◆ GEGEVENS ◆
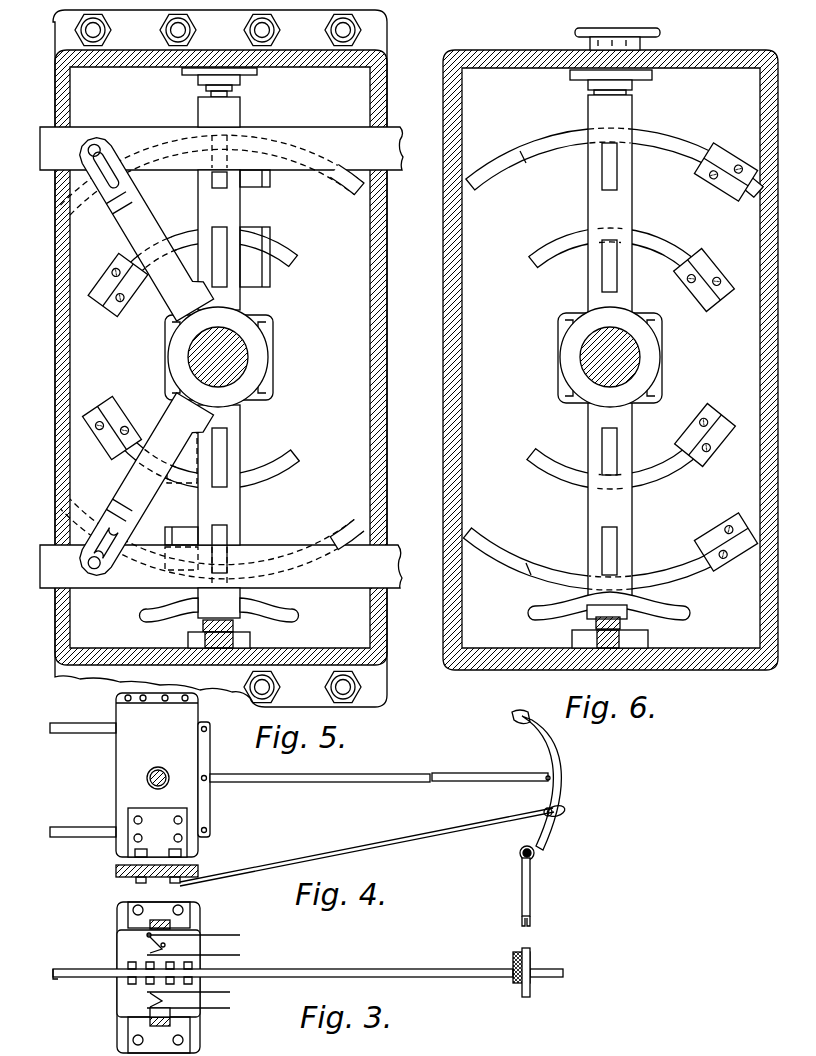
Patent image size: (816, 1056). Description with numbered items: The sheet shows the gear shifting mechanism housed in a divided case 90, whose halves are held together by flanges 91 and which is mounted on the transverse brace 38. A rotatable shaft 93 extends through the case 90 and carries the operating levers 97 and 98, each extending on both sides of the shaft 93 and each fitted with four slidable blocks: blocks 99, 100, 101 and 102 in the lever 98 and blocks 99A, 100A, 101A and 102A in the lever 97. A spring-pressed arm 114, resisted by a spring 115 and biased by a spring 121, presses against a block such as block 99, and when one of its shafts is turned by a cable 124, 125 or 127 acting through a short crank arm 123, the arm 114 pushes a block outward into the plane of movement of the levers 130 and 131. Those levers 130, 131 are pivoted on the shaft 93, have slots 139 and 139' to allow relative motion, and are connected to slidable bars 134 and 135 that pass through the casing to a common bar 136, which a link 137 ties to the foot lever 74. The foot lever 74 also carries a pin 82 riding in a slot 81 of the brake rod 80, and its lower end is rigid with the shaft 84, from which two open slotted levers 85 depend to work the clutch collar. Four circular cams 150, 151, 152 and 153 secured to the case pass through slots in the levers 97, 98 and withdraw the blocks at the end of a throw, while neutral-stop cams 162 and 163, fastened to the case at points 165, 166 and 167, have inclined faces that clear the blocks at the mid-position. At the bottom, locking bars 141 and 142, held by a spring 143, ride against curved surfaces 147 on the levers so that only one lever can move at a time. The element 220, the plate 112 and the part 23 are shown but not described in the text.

In FIG. 5, the flanges 91 is at (375, 32).
In FIG. 5, the divided case 90 is at (388, 246).
In FIG. 6, the divided case 90 is at (610, 360).
In FIG. 4, the divided case 90 is at (126, 775).
In FIG. 3, the divided case 90 is at (120, 1003).
In FIG. 5, the spring 115 is at (207, 90).
In FIG. 5, the slidable bar 135 is at (326, 143).
In FIG. 3, the slidable bar 135 is at (83, 977).
In FIG. 5, the slidable bar 134 is at (262, 555).
In FIG. 5, the circular cam 151 is at (268, 176).
In FIG. 5, the circular cam 152 is at (336, 535).
In FIG. 5, the circular cam 162 is at (284, 250).
In FIG. 6, the circular cam 162 is at (548, 252).
In FIG. 5, the circular cam 163 is at (264, 464).
In FIG. 6, the circular cam 163 is at (544, 463).
In FIG. 5, the operating lever 98 is at (233, 296).
In FIG. 5, the block 99 is at (222, 194).
In FIG. 5, the block 100 is at (216, 265).
In FIG. 5, the block 101 is at (219, 432).
In FIG. 5, the block 102 is at (220, 527).
In FIG. 5, the arm 114 is at (268, 189).
In FIG. 5, the guide block 220 is at (268, 276).
In FIG. 5, the hub mounting plate 112 is at (274, 335).
In FIG. 5, the shaft 93 is at (252, 356).
In FIG. 6, the shaft 93 is at (610, 357).
In FIG. 4, the shaft 93 is at (165, 760).
In FIG. 5, the lever 131 is at (138, 228).
In FIG. 5, the lever 130 is at (116, 492).
In FIG. 5, the slot 139 is at (105, 138).
In FIG. 5, the slot 139' is at (97, 577).
In FIG. 5, the cam securing point 165 is at (122, 306).
In FIG. 5, the cam securing point 166 is at (94, 422).
In FIG. 6, the cam securing point 166 is at (711, 264).
In FIG. 6, the cam securing point 167 is at (695, 425).
In FIG. 5, the spring 143 is at (246, 630).
In FIG. 6, the spring 143 is at (642, 641).
In FIG. 6, the knob 23 is at (645, 45).
In FIG. 6, the spring 121 is at (594, 92).
In FIG. 6, the operating lever 97 is at (620, 116).
In FIG. 6, the circular cam 150 is at (503, 160).
In FIG. 6, the circular cam 153 is at (515, 545).
In FIG. 6, the block 99A is at (611, 178).
In FIG. 6, the block 100A is at (610, 288).
In FIG. 6, the block 101A is at (612, 462).
In FIG. 6, the block 102A is at (612, 558).
In FIG. 6, the curved surface 147 is at (668, 620).
In FIG. 6, the locking bar 142 is at (586, 636).
In FIG. 6, the locking bar 141 is at (619, 638).
In FIG. 4, the bar 136 is at (210, 744).
In FIG. 4, the link 137 is at (295, 785).
In FIG. 3, the link 137 is at (375, 969).
In FIG. 4, the rod 80 is at (396, 842).
In FIG. 4, the foot lever 74 is at (521, 712).
In FIG. 3, the foot lever 74 is at (530, 958).
In FIG. 4, the slot 81 is at (556, 809).
In FIG. 4, the pin 82 is at (548, 818).
In FIG. 4, the shaft 84 is at (535, 863).
In FIG. 4, the open slotted levers 85 is at (531, 920).
In FIG. 3, the cable 127 is at (246, 928).
In FIG. 3, the short crank arm 123 is at (145, 946).
In FIG. 3, the cable 125 is at (222, 992).
In FIG. 3, the cable 124 is at (232, 1010).
In FIG. 3, the transverse brace 38 is at (120, 1033).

◆ GEGEVEN OPDRACHT ◆
Geef alle gegevens hierboven regel voor regel ongewijzigd weer en laat daarbij de afbeelding weg.

◆ ANTWOORD OPDRACHT ◆
Patent image size: (816, 1056). Description with numbered items: The sheet shows the gear shifting mechanism housed in a divided case 90, whose halves are held together by flanges 91 and which is mounted on the transverse brace 38. A rotatable shaft 93 extends through the case 90 and carries the operating levers 97 and 98, each extending on both sides of the shaft 93 and each fitted with four slidable blocks: blocks 99, 100, 101 and 102 in the lever 98 and blocks 99A, 100A, 101A and 102A in the lever 97. A spring-pressed arm 114, resisted by a spring 115 and biased by a spring 121, presses against a block such as block 99, and when one of its shafts is turned by a cable 124, 125 or 127 acting through a short crank arm 123, the arm 114 pushes a block outward into the plane of movement of the levers 130 and 131. Those levers 130, 131 are pivoted on the shaft 93, have slots 139 and 139' to allow relative motion, and are connected to slidable bars 134 and 135 that pass through the casing to a common bar 136, which a link 137 ties to the foot lever 74. The foot lever 74 also carries a pin 82 riding in a slot 81 of the brake rod 80, and its lower end is rigid with the shaft 84, from which two open slotted levers 85 depend to work the clutch collar. Four circular cams 150, 151, 152 and 153 secured to the case pass through slots in the levers 97, 98 and withdraw the blocks at the end of a throw, while neutral-stop cams 162 and 163, fastened to the case at points 165, 166 and 167, have inclined faces that clear the blocks at the mid-position. At the bottom, locking bars 141 and 142, held by a spring 143, ride against curved surfaces 147 on the levers so that only one lever can move at a time. The element 220, the plate 112 and the part 23 are shown but not described in the text.

In FIG. 5, the flanges 91 is at (375, 32).
In FIG. 5, the divided case 90 is at (388, 246).
In FIG. 6, the divided case 90 is at (610, 360).
In FIG. 4, the divided case 90 is at (126, 775).
In FIG. 3, the divided case 90 is at (120, 1003).
In FIG. 5, the spring 115 is at (207, 90).
In FIG. 5, the slidable bar 135 is at (326, 143).
In FIG. 3, the slidable bar 135 is at (83, 977).
In FIG. 5, the slidable bar 134 is at (262, 555).
In FIG. 5, the circular cam 151 is at (268, 176).
In FIG. 5, the circular cam 152 is at (336, 535).
In FIG. 5, the circular cam 162 is at (284, 250).
In FIG. 6, the circular cam 162 is at (548, 252).
In FIG. 5, the circular cam 163 is at (264, 464).
In FIG. 6, the circular cam 163 is at (544, 463).
In FIG. 5, the operating lever 98 is at (233, 296).
In FIG. 5, the block 99 is at (222, 194).
In FIG. 5, the block 100 is at (216, 265).
In FIG. 5, the block 101 is at (219, 432).
In FIG. 5, the block 102 is at (220, 527).
In FIG. 5, the arm 114 is at (268, 189).
In FIG. 5, the guide block 220 is at (268, 276).
In FIG. 5, the hub mounting plate 112 is at (274, 335).
In FIG. 5, the shaft 93 is at (252, 356).
In FIG. 6, the shaft 93 is at (610, 357).
In FIG. 4, the shaft 93 is at (165, 760).
In FIG. 5, the lever 131 is at (138, 228).
In FIG. 5, the lever 130 is at (116, 492).
In FIG. 5, the slot 139 is at (105, 138).
In FIG. 5, the slot 139' is at (97, 577).
In FIG. 5, the cam securing point 165 is at (122, 306).
In FIG. 5, the cam securing point 166 is at (94, 422).
In FIG. 6, the cam securing point 166 is at (711, 264).
In FIG. 6, the cam securing point 167 is at (695, 425).
In FIG. 5, the spring 143 is at (246, 630).
In FIG. 6, the spring 143 is at (642, 641).
In FIG. 6, the knob 23 is at (645, 45).
In FIG. 6, the spring 121 is at (594, 92).
In FIG. 6, the operating lever 97 is at (620, 116).
In FIG. 6, the circular cam 150 is at (503, 160).
In FIG. 6, the circular cam 153 is at (515, 545).
In FIG. 6, the block 99A is at (611, 178).
In FIG. 6, the block 100A is at (610, 288).
In FIG. 6, the block 101A is at (612, 462).
In FIG. 6, the block 102A is at (612, 558).
In FIG. 6, the curved surface 147 is at (668, 620).
In FIG. 6, the locking bar 142 is at (586, 636).
In FIG. 6, the locking bar 141 is at (619, 638).
In FIG. 4, the bar 136 is at (210, 744).
In FIG. 4, the link 137 is at (295, 785).
In FIG. 3, the link 137 is at (375, 969).
In FIG. 4, the rod 80 is at (396, 842).
In FIG. 4, the foot lever 74 is at (521, 712).
In FIG. 3, the foot lever 74 is at (530, 958).
In FIG. 4, the slot 81 is at (556, 809).
In FIG. 4, the pin 82 is at (548, 818).
In FIG. 4, the shaft 84 is at (535, 863).
In FIG. 4, the open slotted levers 85 is at (531, 920).
In FIG. 3, the cable 127 is at (246, 928).
In FIG. 3, the short crank arm 123 is at (145, 946).
In FIG. 3, the cable 125 is at (222, 992).
In FIG. 3, the cable 124 is at (232, 1010).
In FIG. 3, the transverse brace 38 is at (120, 1033).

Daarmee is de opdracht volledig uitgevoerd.